Please filter the items below, keeping and copying each line that contains the word "Luce". Case counts, so a line qualifies only when its capitalization matches.

▶ _Data shown_
=-=-=-=-=

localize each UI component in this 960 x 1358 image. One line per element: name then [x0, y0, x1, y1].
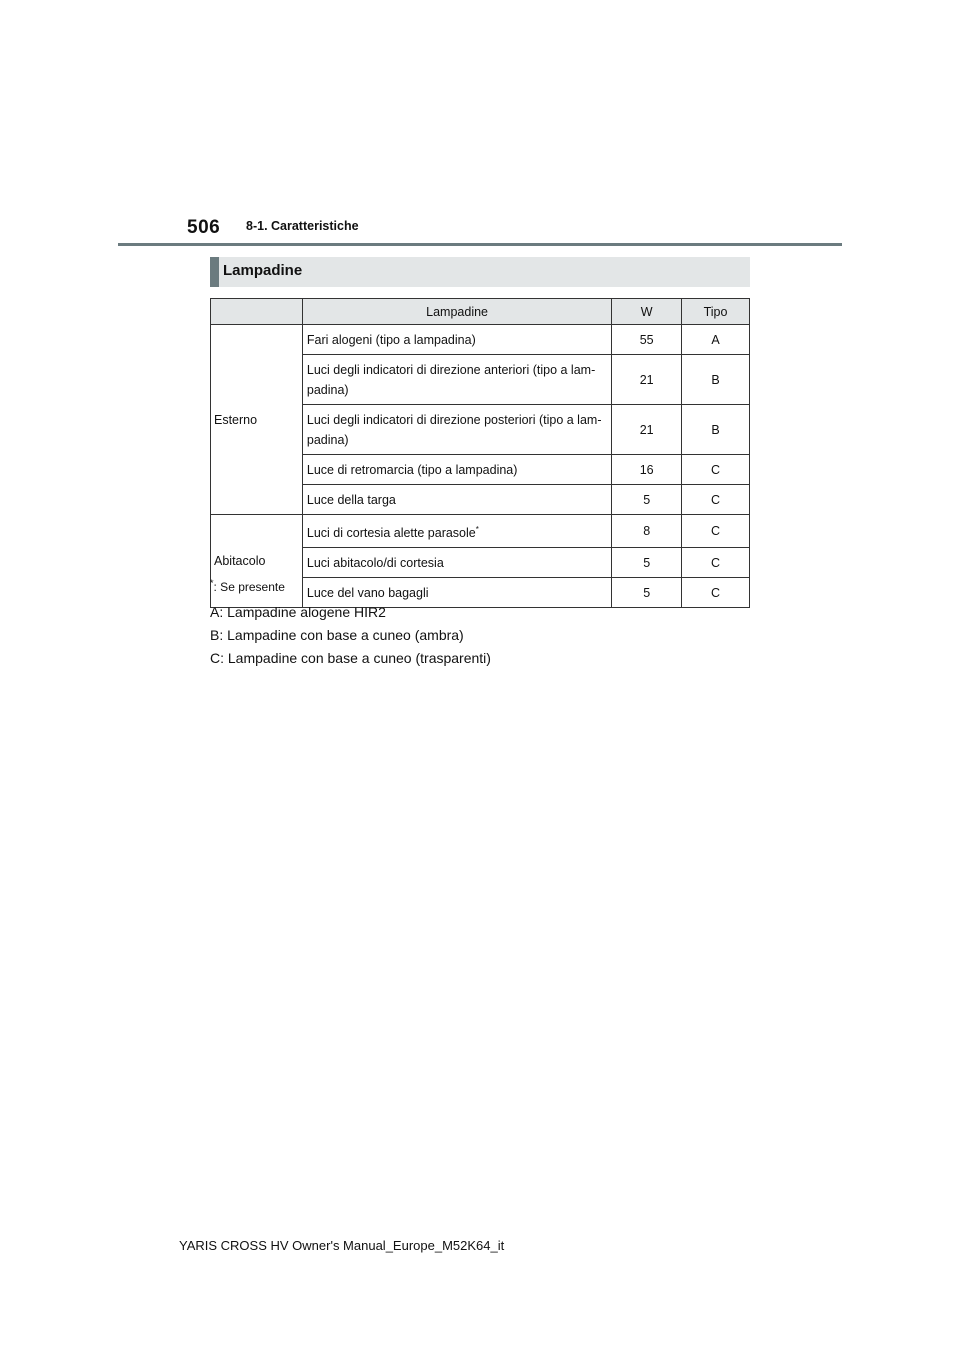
- legend-item-b: B: Lampadine con base a cuneo (ambra): [210, 627, 464, 643]
- wattage-cell: 5: [612, 485, 682, 515]
- wattage-cell: 16: [612, 455, 682, 485]
- bulb-cell: [302, 405, 611, 455]
- bulb-cell: Luce della targa: [302, 485, 611, 515]
- wattage-cell: 8: [612, 515, 682, 548]
- bulb-cell: Luce di retromarcia (tipo a lampadina): [302, 455, 611, 485]
- column-header-type: Tipo: [682, 299, 750, 325]
- wattage-cell: 5: [612, 548, 682, 578]
- bulb-text: Luci degli indicatori di direzione anteriori (tipo a lam- padina): [306, 363, 596, 397]
- header-divider: [118, 243, 842, 246]
- section-heading-label: Lampadine: [223, 262, 303, 279]
- page-footer: YARIS CROSS HV Owner's Manual_Europe_M52K64_it: [179, 1238, 505, 1253]
- bulb-cell: Luce del vano bagagli: [302, 578, 611, 608]
- type-cell: B: [682, 355, 750, 405]
- wattage-cell: 5: [612, 578, 682, 608]
- wattage-cell: 21: [612, 355, 682, 405]
- bulb-cell: Luci abitacolo/di cortesia: [302, 548, 611, 578]
- type-cell: B: [682, 405, 750, 455]
- table-row: [211, 325, 750, 355]
- type-cell: A: [682, 325, 750, 355]
- bulb-text: Luci di cortesia alette parasole: [306, 526, 476, 541]
- wattage-cell: 21: [612, 405, 682, 455]
- bulb-cell: [302, 515, 611, 548]
- type-cell: C: [682, 548, 750, 578]
- legend-item-c: C: Lampadine con base a cuneo (trasparenti): [210, 650, 491, 666]
- type-cell: C: [682, 578, 750, 608]
- page-number: 506: [187, 217, 221, 238]
- wattage-cell: 55: [612, 325, 682, 355]
- footnote-marker: *: [475, 525, 479, 534]
- heading-accent-bar: [210, 257, 219, 287]
- bulb-text: Luci degli indicatori di direzione posteriori (tipo a lam- padina): [306, 413, 602, 447]
- table-header-row: [211, 299, 750, 325]
- group-cell-esterno: Esterno: [211, 325, 303, 515]
- bulb-cell: Fari alogeni (tipo a lampadina): [302, 325, 611, 355]
- bulb-cell: [302, 355, 611, 405]
- table-row: [211, 515, 750, 548]
- footnote: [210, 578, 285, 594]
- footnote-mark: *: [210, 578, 214, 588]
- footnote-text: : Se presente: [213, 580, 285, 594]
- group-cell-abitacolo: Abitacolo: [211, 515, 303, 608]
- section-heading: [210, 257, 750, 287]
- type-cell: C: [682, 515, 750, 548]
- legend-item-a: A: Lampadine alogene HIR2: [210, 604, 386, 620]
- type-cell: C: [682, 455, 750, 485]
- page-header: [0, 0, 960, 250]
- type-cell: C: [682, 485, 750, 515]
- column-header-bulb: Lampadine: [302, 299, 611, 325]
- section-title: 8-1. Caratteristiche: [246, 219, 359, 233]
- column-header-w: W: [612, 299, 682, 325]
- column-header-group: [211, 299, 303, 325]
- bulbs-table: [210, 298, 750, 608]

=-=-=-=-=

▶ _The solution_
- bulb-cell: Luce della targa: [302, 485, 611, 515]
- bulb-cell: Luce di retromarcia (tipo a lampadina): [302, 455, 611, 485]
- bulb-cell: Luce del vano bagagli: [302, 578, 611, 608]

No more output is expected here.